-- Begin --

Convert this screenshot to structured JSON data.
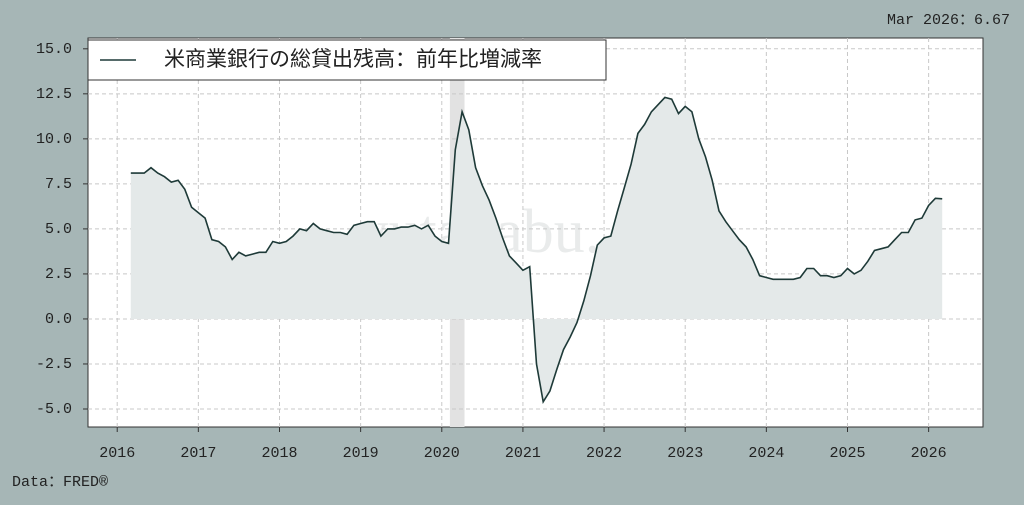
{
  "chart_data": {
    "type": "area-line",
    "annotation": "Mar 2026：6.67",
    "source": "Data：FRED®",
    "watermark": "yutakabu. com",
    "legend": "upper left",
    "grid": true,
    "shaded_regions": [
      [
        2020.1,
        2020.28
      ]
    ],
    "xlim": [
      2015.64,
      2026.67
    ],
    "xticks": [
      2016,
      2017,
      2018,
      2019,
      2020,
      2021,
      2022,
      2023,
      2024,
      2025,
      2026
    ],
    "ylim": [
      -6,
      15.6
    ],
    "yticks": [
      {
        "value": -5,
        "label": "-5.0"
      },
      {
        "value": -2.5,
        "label": "-2.5"
      },
      {
        "value": 0,
        "label": "0.0"
      },
      {
        "value": 2.5,
        "label": "2.5"
      },
      {
        "value": 5,
        "label": "5.0"
      },
      {
        "value": 7.5,
        "label": "7.5"
      },
      {
        "value": 10,
        "label": "10.0"
      },
      {
        "value": 12.5,
        "label": "12.5"
      },
      {
        "value": 15,
        "label": "15.0"
      }
    ],
    "x": [
      2016.167,
      2016.25,
      2016.333,
      2016.417,
      2016.5,
      2016.583,
      2016.667,
      2016.75,
      2016.833,
      2016.917,
      2017,
      2017.083,
      2017.167,
      2017.25,
      2017.333,
      2017.417,
      2017.5,
      2017.583,
      2017.667,
      2017.75,
      2017.833,
      2017.917,
      2018,
      2018.083,
      2018.167,
      2018.25,
      2018.333,
      2018.417,
      2018.5,
      2018.583,
      2018.667,
      2018.75,
      2018.833,
      2018.917,
      2019,
      2019.083,
      2019.167,
      2019.25,
      2019.333,
      2019.417,
      2019.5,
      2019.583,
      2019.667,
      2019.75,
      2019.833,
      2019.917,
      2020,
      2020.083,
      2020.167,
      2020.25,
      2020.333,
      2020.417,
      2020.5,
      2020.583,
      2020.667,
      2020.75,
      2020.833,
      2020.917,
      2021,
      2021.083,
      2021.167,
      2021.25,
      2021.333,
      2021.417,
      2021.5,
      2021.583,
      2021.667,
      2021.75,
      2021.833,
      2021.917,
      2022,
      2022.083,
      2022.167,
      2022.25,
      2022.333,
      2022.417,
      2022.5,
      2022.583,
      2022.667,
      2022.75,
      2022.833,
      2022.917,
      2023,
      2023.083,
      2023.167,
      2023.25,
      2023.333,
      2023.417,
      2023.5,
      2023.583,
      2023.667,
      2023.75,
      2023.833,
      2023.917,
      2024,
      2024.083,
      2024.167,
      2024.25,
      2024.333,
      2024.417,
      2024.5,
      2024.583,
      2024.667,
      2024.75,
      2024.833,
      2024.917,
      2025,
      2025.083,
      2025.167,
      2025.25,
      2025.333,
      2025.417,
      2025.5,
      2025.583,
      2025.667,
      2025.75,
      2025.833,
      2025.917,
      2026,
      2026.083,
      2026.167
    ],
    "series": [
      {
        "name": "米商業銀行の総貸出残高：前年比増減率",
        "color": "#1e3a38",
        "fill": "#e4e9e9",
        "values": [
          8.1,
          8.1,
          8.1,
          8.4,
          8.1,
          7.9,
          7.6,
          7.7,
          7.2,
          6.2,
          5.9,
          5.6,
          4.4,
          4.3,
          4.0,
          3.3,
          3.7,
          3.5,
          3.6,
          3.7,
          3.7,
          4.3,
          4.2,
          4.3,
          4.6,
          5.0,
          4.9,
          5.3,
          5.0,
          4.9,
          4.8,
          4.8,
          4.7,
          5.2,
          5.3,
          5.4,
          5.4,
          4.6,
          5.0,
          5.0,
          5.1,
          5.1,
          5.2,
          5.0,
          5.2,
          4.6,
          4.3,
          4.2,
          9.4,
          11.5,
          10.5,
          8.4,
          7.4,
          6.6,
          5.6,
          4.5,
          3.5,
          3.1,
          2.7,
          2.9,
          -2.5,
          -4.6,
          -4.0,
          -2.8,
          -1.7,
          -1.0,
          -0.2,
          1.0,
          2.4,
          4.1,
          4.5,
          4.6,
          6.0,
          7.3,
          8.6,
          10.3,
          10.8,
          11.5,
          11.9,
          12.3,
          12.2,
          11.4,
          11.8,
          11.5,
          10.0,
          9.0,
          7.7,
          6.0,
          5.4,
          4.9,
          4.4,
          4.0,
          3.3,
          2.4,
          2.3,
          2.2,
          2.2,
          2.2,
          2.2,
          2.3,
          2.8,
          2.8,
          2.4,
          2.4,
          2.3,
          2.4,
          2.8,
          2.5,
          2.7,
          3.2,
          3.8,
          3.9,
          4.0,
          4.4,
          4.8,
          4.8,
          5.5,
          5.6,
          6.3,
          6.7,
          6.67
        ]
      }
    ]
  }
}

-- End --

Identify every line above with the string "label" in it. Copy those lines.

        "label": "-5.0"
        "label": "-2.5"
        "label": "0.0"
        "label": "2.5"
        "label": "5.0"
        "label": "7.5"
        "label": "10.0"
        "label": "12.5"
        "label": "15.0"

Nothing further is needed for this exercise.